The input:
** START **

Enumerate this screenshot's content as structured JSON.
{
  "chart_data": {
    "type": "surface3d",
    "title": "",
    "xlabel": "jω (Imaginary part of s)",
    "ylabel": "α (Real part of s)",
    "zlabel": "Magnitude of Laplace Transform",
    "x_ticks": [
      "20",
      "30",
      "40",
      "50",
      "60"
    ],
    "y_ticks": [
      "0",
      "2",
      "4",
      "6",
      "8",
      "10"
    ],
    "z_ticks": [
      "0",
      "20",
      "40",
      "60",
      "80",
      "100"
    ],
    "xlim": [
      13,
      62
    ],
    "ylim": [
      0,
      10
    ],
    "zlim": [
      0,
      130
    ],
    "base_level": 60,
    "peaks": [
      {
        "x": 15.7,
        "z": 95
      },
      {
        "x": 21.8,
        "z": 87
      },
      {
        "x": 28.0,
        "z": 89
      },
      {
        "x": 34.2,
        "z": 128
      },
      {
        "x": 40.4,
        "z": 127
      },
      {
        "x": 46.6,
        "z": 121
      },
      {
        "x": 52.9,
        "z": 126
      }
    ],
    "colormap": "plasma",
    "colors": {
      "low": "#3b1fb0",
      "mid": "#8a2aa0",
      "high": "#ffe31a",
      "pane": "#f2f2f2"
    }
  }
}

** END **
** START **

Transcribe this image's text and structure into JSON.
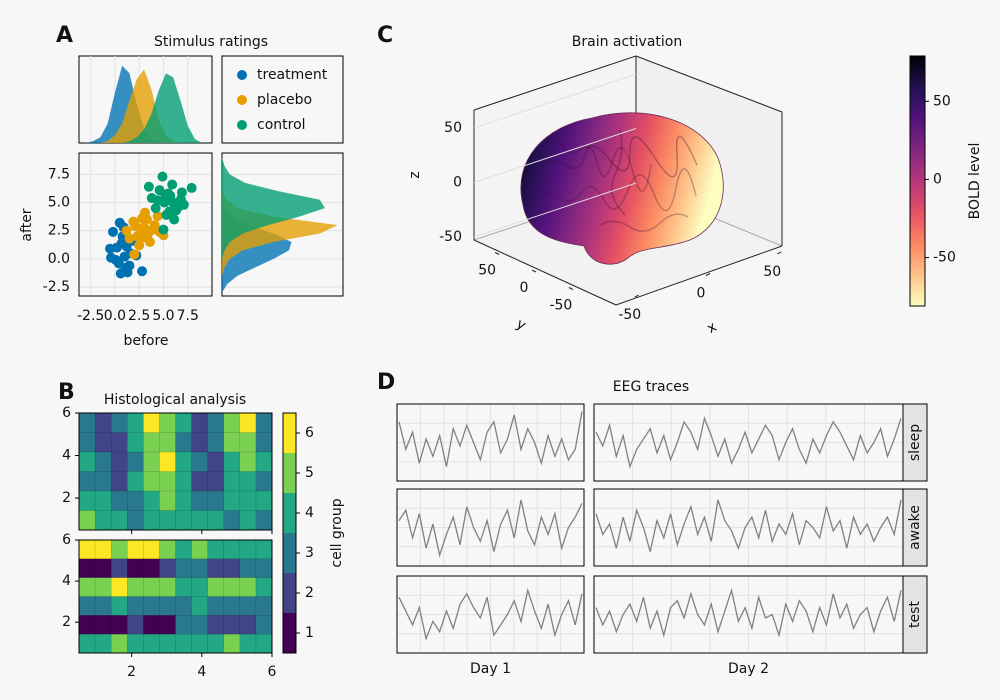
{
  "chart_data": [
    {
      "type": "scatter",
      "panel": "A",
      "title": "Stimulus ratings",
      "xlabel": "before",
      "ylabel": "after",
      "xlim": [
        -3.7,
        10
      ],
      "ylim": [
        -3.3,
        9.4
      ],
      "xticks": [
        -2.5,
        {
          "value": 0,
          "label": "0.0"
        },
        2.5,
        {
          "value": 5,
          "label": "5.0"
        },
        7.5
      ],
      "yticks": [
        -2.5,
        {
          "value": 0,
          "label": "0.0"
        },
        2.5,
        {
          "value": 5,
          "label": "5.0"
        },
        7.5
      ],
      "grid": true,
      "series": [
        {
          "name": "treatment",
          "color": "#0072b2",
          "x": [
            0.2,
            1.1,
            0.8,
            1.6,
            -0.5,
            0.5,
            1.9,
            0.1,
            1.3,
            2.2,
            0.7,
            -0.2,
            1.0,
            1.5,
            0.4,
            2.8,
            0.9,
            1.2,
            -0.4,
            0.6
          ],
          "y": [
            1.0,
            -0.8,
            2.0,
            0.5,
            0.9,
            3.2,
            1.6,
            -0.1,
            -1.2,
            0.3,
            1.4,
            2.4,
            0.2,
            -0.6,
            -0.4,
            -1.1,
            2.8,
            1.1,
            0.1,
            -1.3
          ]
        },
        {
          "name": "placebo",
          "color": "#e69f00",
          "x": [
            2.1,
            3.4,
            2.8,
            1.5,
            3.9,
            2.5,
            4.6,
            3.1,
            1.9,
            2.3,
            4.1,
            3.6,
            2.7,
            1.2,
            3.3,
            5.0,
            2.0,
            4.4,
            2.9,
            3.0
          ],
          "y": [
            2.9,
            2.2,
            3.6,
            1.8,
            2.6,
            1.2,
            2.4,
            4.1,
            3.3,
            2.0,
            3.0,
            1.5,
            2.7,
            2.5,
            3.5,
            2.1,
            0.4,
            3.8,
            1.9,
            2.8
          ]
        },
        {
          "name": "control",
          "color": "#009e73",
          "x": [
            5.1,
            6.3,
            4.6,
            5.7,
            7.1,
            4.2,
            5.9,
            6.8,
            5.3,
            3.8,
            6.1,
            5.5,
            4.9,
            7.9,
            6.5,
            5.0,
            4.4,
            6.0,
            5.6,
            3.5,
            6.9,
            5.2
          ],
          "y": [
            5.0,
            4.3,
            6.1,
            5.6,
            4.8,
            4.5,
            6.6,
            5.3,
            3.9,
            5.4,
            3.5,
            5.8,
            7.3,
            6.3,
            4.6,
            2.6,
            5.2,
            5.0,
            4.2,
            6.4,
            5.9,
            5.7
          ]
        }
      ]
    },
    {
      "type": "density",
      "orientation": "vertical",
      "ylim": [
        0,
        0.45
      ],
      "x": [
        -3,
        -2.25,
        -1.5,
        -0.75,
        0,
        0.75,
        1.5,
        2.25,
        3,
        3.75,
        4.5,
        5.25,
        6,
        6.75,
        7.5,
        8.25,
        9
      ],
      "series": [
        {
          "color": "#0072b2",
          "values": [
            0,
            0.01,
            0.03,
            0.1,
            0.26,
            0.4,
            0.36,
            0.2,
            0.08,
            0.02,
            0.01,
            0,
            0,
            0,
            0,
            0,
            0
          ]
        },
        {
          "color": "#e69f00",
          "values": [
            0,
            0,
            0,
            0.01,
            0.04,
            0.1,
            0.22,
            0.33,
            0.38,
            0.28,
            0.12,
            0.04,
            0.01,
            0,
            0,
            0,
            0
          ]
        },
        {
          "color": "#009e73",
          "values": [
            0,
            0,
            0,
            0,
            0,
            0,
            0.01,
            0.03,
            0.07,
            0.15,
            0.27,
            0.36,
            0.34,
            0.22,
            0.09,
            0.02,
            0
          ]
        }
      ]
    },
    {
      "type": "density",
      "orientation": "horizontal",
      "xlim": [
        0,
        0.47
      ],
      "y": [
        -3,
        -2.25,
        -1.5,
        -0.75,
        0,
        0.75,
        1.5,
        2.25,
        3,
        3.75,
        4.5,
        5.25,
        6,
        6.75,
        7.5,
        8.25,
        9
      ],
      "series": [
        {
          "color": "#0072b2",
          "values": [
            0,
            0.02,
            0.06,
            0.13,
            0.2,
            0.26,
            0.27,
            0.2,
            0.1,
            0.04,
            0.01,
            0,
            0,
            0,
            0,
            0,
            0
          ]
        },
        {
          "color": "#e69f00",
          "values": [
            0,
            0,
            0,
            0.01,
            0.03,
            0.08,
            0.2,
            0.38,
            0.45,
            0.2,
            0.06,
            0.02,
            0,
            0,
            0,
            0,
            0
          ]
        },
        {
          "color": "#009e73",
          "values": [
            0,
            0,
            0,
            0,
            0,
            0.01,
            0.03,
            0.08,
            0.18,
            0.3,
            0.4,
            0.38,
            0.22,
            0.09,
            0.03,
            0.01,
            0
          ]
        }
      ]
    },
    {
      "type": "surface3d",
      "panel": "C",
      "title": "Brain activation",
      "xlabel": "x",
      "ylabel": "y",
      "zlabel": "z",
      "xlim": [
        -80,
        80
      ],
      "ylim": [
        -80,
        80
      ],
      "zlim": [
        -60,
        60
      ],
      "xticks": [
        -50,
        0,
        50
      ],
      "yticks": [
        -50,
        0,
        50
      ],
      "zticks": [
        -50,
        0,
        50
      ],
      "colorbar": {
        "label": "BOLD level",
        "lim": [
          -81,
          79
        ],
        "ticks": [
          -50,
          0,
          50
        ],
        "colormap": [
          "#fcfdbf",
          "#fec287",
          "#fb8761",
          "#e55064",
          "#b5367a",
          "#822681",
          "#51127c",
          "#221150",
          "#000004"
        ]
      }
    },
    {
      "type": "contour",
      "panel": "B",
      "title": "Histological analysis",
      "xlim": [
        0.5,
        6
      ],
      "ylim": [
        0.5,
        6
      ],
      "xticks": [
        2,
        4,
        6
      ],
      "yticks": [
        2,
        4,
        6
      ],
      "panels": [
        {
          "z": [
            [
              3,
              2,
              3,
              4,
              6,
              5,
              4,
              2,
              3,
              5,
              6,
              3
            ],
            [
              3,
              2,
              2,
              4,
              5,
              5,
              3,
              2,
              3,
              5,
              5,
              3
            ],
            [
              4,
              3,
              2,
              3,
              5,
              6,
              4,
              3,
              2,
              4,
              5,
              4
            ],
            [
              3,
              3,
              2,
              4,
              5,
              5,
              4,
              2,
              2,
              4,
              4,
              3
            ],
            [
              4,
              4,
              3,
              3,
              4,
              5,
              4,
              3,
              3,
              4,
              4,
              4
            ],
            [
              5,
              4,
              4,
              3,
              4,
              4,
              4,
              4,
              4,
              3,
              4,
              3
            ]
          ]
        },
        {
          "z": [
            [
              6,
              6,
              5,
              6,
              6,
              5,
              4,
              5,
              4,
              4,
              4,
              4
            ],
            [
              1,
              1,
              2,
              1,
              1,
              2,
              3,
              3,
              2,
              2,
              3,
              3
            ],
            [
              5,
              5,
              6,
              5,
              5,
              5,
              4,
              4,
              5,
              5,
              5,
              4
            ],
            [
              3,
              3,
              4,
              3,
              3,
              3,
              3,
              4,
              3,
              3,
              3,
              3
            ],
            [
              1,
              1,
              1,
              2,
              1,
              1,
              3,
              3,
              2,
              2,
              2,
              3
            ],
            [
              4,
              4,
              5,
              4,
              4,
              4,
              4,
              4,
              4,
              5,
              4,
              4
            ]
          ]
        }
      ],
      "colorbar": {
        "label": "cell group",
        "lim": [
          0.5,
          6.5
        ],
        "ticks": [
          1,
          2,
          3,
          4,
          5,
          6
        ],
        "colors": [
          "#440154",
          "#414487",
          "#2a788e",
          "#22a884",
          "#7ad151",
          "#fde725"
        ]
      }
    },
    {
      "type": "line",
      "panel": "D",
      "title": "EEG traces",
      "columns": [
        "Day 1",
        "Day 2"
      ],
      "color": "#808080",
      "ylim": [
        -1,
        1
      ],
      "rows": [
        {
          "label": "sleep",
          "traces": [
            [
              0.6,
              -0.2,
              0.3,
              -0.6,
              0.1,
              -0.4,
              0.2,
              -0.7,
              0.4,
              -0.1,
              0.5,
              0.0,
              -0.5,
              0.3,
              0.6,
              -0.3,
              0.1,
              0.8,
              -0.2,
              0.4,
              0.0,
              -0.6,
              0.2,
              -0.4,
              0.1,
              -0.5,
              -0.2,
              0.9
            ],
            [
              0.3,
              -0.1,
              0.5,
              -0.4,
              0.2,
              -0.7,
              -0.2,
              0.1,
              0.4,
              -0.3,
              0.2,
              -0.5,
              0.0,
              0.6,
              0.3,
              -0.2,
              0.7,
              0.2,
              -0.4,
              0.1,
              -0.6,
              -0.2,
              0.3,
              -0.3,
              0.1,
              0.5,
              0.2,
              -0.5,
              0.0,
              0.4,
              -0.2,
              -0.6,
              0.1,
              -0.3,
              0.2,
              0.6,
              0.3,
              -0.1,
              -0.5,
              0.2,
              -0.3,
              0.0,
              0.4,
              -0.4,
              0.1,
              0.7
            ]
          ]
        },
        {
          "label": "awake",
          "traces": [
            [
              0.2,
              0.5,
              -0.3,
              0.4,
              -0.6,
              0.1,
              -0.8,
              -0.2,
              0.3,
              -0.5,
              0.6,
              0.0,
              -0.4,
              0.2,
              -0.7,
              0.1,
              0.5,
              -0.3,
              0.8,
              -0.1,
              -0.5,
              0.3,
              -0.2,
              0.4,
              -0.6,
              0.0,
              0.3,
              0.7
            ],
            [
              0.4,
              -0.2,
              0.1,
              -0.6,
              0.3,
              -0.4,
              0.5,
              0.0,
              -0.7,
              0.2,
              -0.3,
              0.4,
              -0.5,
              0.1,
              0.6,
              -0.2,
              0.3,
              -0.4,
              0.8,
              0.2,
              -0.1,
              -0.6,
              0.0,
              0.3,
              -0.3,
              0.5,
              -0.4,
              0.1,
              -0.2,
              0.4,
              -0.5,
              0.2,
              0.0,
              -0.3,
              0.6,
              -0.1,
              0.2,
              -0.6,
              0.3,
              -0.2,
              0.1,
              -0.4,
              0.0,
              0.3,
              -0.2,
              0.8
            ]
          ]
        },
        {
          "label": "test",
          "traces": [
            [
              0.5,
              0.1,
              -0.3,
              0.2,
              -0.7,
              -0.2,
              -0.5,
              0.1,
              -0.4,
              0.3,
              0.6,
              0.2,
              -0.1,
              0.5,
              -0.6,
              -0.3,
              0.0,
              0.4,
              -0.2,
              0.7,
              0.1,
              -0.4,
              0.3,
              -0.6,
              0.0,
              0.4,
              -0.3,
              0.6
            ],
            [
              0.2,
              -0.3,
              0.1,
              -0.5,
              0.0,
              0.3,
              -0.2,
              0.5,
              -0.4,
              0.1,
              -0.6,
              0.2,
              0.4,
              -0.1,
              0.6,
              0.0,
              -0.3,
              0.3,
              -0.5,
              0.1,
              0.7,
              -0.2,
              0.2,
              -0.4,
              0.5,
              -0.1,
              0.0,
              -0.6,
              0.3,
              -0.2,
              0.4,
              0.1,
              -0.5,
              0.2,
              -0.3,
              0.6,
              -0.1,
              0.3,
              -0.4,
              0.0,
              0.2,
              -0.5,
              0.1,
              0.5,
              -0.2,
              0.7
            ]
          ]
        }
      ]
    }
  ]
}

** END **

Exercise:
Take every line above carrying "JSON" and return it.

Result for this task:
Enumerate this screenshot's content as structured JSON.
Transcribe this image's text and structure into JSON.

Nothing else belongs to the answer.